_TASK INSTRUCTIONS_
Copy out each line of the material below with no changes.

_DATA_
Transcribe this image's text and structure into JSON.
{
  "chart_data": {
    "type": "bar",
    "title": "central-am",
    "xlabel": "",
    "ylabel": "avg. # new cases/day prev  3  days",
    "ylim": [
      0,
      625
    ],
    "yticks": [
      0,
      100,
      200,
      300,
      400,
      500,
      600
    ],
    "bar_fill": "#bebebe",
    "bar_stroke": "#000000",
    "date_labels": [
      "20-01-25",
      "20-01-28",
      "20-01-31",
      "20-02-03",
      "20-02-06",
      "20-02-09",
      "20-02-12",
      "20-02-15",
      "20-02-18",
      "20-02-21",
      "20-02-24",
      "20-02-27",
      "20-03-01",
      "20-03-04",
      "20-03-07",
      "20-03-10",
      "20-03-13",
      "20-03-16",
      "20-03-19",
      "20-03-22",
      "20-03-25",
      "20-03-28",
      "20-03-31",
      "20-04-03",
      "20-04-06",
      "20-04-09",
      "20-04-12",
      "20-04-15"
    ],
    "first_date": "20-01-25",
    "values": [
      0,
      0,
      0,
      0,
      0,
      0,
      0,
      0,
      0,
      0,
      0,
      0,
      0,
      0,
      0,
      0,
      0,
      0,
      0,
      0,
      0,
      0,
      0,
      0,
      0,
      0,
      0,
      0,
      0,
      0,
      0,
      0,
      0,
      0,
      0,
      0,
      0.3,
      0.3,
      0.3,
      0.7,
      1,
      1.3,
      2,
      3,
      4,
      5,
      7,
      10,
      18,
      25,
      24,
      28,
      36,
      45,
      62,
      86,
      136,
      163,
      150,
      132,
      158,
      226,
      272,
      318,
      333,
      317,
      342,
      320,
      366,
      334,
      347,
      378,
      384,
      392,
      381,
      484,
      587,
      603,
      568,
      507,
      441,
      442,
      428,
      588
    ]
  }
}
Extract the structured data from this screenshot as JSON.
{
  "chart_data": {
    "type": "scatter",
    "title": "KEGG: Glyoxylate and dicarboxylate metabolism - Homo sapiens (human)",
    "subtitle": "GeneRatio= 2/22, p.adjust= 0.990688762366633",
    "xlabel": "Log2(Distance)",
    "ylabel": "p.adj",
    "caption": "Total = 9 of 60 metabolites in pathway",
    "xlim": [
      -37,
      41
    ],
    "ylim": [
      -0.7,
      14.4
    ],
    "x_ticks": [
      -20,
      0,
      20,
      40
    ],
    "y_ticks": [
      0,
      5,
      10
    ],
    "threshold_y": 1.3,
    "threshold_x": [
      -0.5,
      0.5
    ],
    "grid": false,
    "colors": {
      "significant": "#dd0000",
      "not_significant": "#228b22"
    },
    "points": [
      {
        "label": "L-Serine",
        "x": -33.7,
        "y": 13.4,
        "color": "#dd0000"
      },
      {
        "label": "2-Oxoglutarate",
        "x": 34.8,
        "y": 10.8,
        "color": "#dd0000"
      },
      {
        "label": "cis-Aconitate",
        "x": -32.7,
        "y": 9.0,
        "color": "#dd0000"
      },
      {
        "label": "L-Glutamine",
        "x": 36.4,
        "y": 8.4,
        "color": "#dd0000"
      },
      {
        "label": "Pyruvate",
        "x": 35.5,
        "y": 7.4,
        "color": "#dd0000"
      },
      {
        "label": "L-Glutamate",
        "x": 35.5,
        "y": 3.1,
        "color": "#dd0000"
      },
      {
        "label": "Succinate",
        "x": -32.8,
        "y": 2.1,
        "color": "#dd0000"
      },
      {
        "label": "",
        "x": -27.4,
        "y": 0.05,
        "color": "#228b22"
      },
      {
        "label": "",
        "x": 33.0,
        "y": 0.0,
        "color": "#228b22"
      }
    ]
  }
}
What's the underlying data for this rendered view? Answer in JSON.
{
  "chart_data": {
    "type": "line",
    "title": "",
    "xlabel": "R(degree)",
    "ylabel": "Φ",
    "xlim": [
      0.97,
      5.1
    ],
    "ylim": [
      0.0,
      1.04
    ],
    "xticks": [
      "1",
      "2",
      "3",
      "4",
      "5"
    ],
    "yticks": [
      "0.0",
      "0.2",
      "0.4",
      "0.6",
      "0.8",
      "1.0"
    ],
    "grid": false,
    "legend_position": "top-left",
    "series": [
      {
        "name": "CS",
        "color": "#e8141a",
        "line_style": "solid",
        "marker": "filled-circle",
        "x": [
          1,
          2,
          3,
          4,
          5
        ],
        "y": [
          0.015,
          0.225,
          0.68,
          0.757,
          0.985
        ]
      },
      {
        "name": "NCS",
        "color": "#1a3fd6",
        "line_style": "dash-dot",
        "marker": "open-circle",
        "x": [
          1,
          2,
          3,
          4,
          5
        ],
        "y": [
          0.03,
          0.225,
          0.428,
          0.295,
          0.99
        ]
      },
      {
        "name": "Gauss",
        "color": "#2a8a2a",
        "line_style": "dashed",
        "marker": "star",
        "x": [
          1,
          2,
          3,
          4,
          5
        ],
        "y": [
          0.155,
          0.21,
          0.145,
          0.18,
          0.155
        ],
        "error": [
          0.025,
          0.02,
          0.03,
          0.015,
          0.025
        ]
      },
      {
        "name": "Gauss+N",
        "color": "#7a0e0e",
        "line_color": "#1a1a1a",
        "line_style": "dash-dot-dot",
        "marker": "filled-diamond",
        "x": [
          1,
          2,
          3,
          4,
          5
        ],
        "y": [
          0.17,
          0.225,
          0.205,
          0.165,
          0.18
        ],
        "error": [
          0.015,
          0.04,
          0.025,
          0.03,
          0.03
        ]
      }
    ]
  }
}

_REPLY TO THE TASK_
Transcribe this image's text and structure into JSON.
{
  "chart_data": {
    "type": "bar",
    "title": "central-am",
    "xlabel": "",
    "ylabel": "avg. # new cases/day prev  3  days",
    "ylim": [
      0,
      625
    ],
    "yticks": [
      0,
      100,
      200,
      300,
      400,
      500,
      600
    ],
    "bar_fill": "#bebebe",
    "bar_stroke": "#000000",
    "date_labels": [
      "20-01-25",
      "20-01-28",
      "20-01-31",
      "20-02-03",
      "20-02-06",
      "20-02-09",
      "20-02-12",
      "20-02-15",
      "20-02-18",
      "20-02-21",
      "20-02-24",
      "20-02-27",
      "20-03-01",
      "20-03-04",
      "20-03-07",
      "20-03-10",
      "20-03-13",
      "20-03-16",
      "20-03-19",
      "20-03-22",
      "20-03-25",
      "20-03-28",
      "20-03-31",
      "20-04-03",
      "20-04-06",
      "20-04-09",
      "20-04-12",
      "20-04-15"
    ],
    "first_date": "20-01-25",
    "values": [
      0,
      0,
      0,
      0,
      0,
      0,
      0,
      0,
      0,
      0,
      0,
      0,
      0,
      0,
      0,
      0,
      0,
      0,
      0,
      0,
      0,
      0,
      0,
      0,
      0,
      0,
      0,
      0,
      0,
      0,
      0,
      0,
      0,
      0,
      0,
      0,
      0.3,
      0.3,
      0.3,
      0.7,
      1,
      1.3,
      2,
      3,
      4,
      5,
      7,
      10,
      18,
      25,
      24,
      28,
      36,
      45,
      62,
      86,
      136,
      163,
      150,
      132,
      158,
      226,
      272,
      318,
      333,
      317,
      342,
      320,
      366,
      334,
      347,
      378,
      384,
      392,
      381,
      484,
      587,
      603,
      568,
      507,
      441,
      442,
      428,
      588
    ]
  }
}
Extract the structured data from this screenshot as JSON.
{
  "chart_data": {
    "type": "scatter",
    "title": "KEGG: Glyoxylate and dicarboxylate metabolism - Homo sapiens (human)",
    "subtitle": "GeneRatio= 2/22, p.adjust= 0.990688762366633",
    "xlabel": "Log2(Distance)",
    "ylabel": "p.adj",
    "caption": "Total = 9 of 60 metabolites in pathway",
    "xlim": [
      -37,
      41
    ],
    "ylim": [
      -0.7,
      14.4
    ],
    "x_ticks": [
      -20,
      0,
      20,
      40
    ],
    "y_ticks": [
      0,
      5,
      10
    ],
    "threshold_y": 1.3,
    "threshold_x": [
      -0.5,
      0.5
    ],
    "grid": false,
    "colors": {
      "significant": "#dd0000",
      "not_significant": "#228b22"
    },
    "points": [
      {
        "label": "L-Serine",
        "x": -33.7,
        "y": 13.4,
        "color": "#dd0000"
      },
      {
        "label": "2-Oxoglutarate",
        "x": 34.8,
        "y": 10.8,
        "color": "#dd0000"
      },
      {
        "label": "cis-Aconitate",
        "x": -32.7,
        "y": 9.0,
        "color": "#dd0000"
      },
      {
        "label": "L-Glutamine",
        "x": 36.4,
        "y": 8.4,
        "color": "#dd0000"
      },
      {
        "label": "Pyruvate",
        "x": 35.5,
        "y": 7.4,
        "color": "#dd0000"
      },
      {
        "label": "L-Glutamate",
        "x": 35.5,
        "y": 3.1,
        "color": "#dd0000"
      },
      {
        "label": "Succinate",
        "x": -32.8,
        "y": 2.1,
        "color": "#dd0000"
      },
      {
        "label": "",
        "x": -27.4,
        "y": 0.05,
        "color": "#228b22"
      },
      {
        "label": "",
        "x": 33.0,
        "y": 0.0,
        "color": "#228b22"
      }
    ]
  }
}
What's the underlying data for this rendered view? Answer in JSON.
{
  "chart_data": {
    "type": "line",
    "title": "",
    "xlabel": "R(degree)",
    "ylabel": "Φ",
    "xlim": [
      0.97,
      5.1
    ],
    "ylim": [
      0.0,
      1.04
    ],
    "xticks": [
      "1",
      "2",
      "3",
      "4",
      "5"
    ],
    "yticks": [
      "0.0",
      "0.2",
      "0.4",
      "0.6",
      "0.8",
      "1.0"
    ],
    "grid": false,
    "legend_position": "top-left",
    "series": [
      {
        "name": "CS",
        "color": "#e8141a",
        "line_style": "solid",
        "marker": "filled-circle",
        "x": [
          1,
          2,
          3,
          4,
          5
        ],
        "y": [
          0.015,
          0.225,
          0.68,
          0.757,
          0.985
        ]
      },
      {
        "name": "NCS",
        "color": "#1a3fd6",
        "line_style": "dash-dot",
        "marker": "open-circle",
        "x": [
          1,
          2,
          3,
          4,
          5
        ],
        "y": [
          0.03,
          0.225,
          0.428,
          0.295,
          0.99
        ]
      },
      {
        "name": "Gauss",
        "color": "#2a8a2a",
        "line_style": "dashed",
        "marker": "star",
        "x": [
          1,
          2,
          3,
          4,
          5
        ],
        "y": [
          0.155,
          0.21,
          0.145,
          0.18,
          0.155
        ],
        "error": [
          0.025,
          0.02,
          0.03,
          0.015,
          0.025
        ]
      },
      {
        "name": "Gauss+N",
        "color": "#7a0e0e",
        "line_color": "#1a1a1a",
        "line_style": "dash-dot-dot",
        "marker": "filled-diamond",
        "x": [
          1,
          2,
          3,
          4,
          5
        ],
        "y": [
          0.17,
          0.225,
          0.205,
          0.165,
          0.18
        ],
        "error": [
          0.015,
          0.04,
          0.025,
          0.03,
          0.03
        ]
      }
    ]
  }
}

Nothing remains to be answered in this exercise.